* Stated goal
Write out the listing in full, matching it word for word.

= = =

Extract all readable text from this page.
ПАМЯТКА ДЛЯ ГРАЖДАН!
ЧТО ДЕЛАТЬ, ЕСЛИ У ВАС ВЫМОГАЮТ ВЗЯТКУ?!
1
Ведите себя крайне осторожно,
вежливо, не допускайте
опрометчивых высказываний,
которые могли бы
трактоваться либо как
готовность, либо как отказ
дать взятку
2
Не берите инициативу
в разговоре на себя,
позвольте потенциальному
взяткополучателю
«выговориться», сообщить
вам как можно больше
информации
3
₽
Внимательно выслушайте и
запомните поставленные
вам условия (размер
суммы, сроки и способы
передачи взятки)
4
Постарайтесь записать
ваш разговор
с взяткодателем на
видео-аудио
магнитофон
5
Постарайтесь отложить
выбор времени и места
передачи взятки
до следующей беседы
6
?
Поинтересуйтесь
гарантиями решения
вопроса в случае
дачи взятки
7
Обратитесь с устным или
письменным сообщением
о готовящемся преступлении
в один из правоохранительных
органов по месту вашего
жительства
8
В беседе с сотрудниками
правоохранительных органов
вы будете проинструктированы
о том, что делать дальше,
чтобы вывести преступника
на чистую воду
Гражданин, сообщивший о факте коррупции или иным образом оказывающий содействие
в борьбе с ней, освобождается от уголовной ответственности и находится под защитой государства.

= = =

* Task answer
Extract all readable text from this page.
ПАМЯТКА ДЛЯ ГРАЖДАН!
ЧТО ДЕЛАТЬ, ЕСЛИ У ВАС ВЫМОГАЮТ ВЗЯТКУ?!
1
Ведите себя крайне осторожно,
вежливо, не допускайте
опрометчивых высказываний,
которые могли бы
трактоваться либо как
готовность, либо как отказ
дать взятку
2
Не берите инициативу
в разговоре на себя,
позвольте потенциальному
взяткополучателю
«выговориться», сообщить
вам как можно больше
информации
3
₽
Внимательно выслушайте и
запомните поставленные
вам условия (размер
суммы, сроки и способы
передачи взятки)
4
Постарайтесь записать
ваш разговор
с взяткодателем на
видео-аудио
магнитофон
5
Постарайтесь отложить
выбор времени и места
передачи взятки
до следующей беседы
6
?
Поинтересуйтесь
гарантиями решения
вопроса в случае
дачи взятки
7
Обратитесь с устным или
письменным сообщением
о готовящемся преступлении
в один из правоохранительных
органов по месту вашего
жительства
8
В беседе с сотрудниками
правоохранительных органов
вы будете проинструктированы
о том, что делать дальше,
чтобы вывести преступника
на чистую воду
Гражданин, сообщивший о факте коррупции или иным образом оказывающий содействие
в борьбе с ней, освобождается от уголовной ответственности и находится под защитой государства.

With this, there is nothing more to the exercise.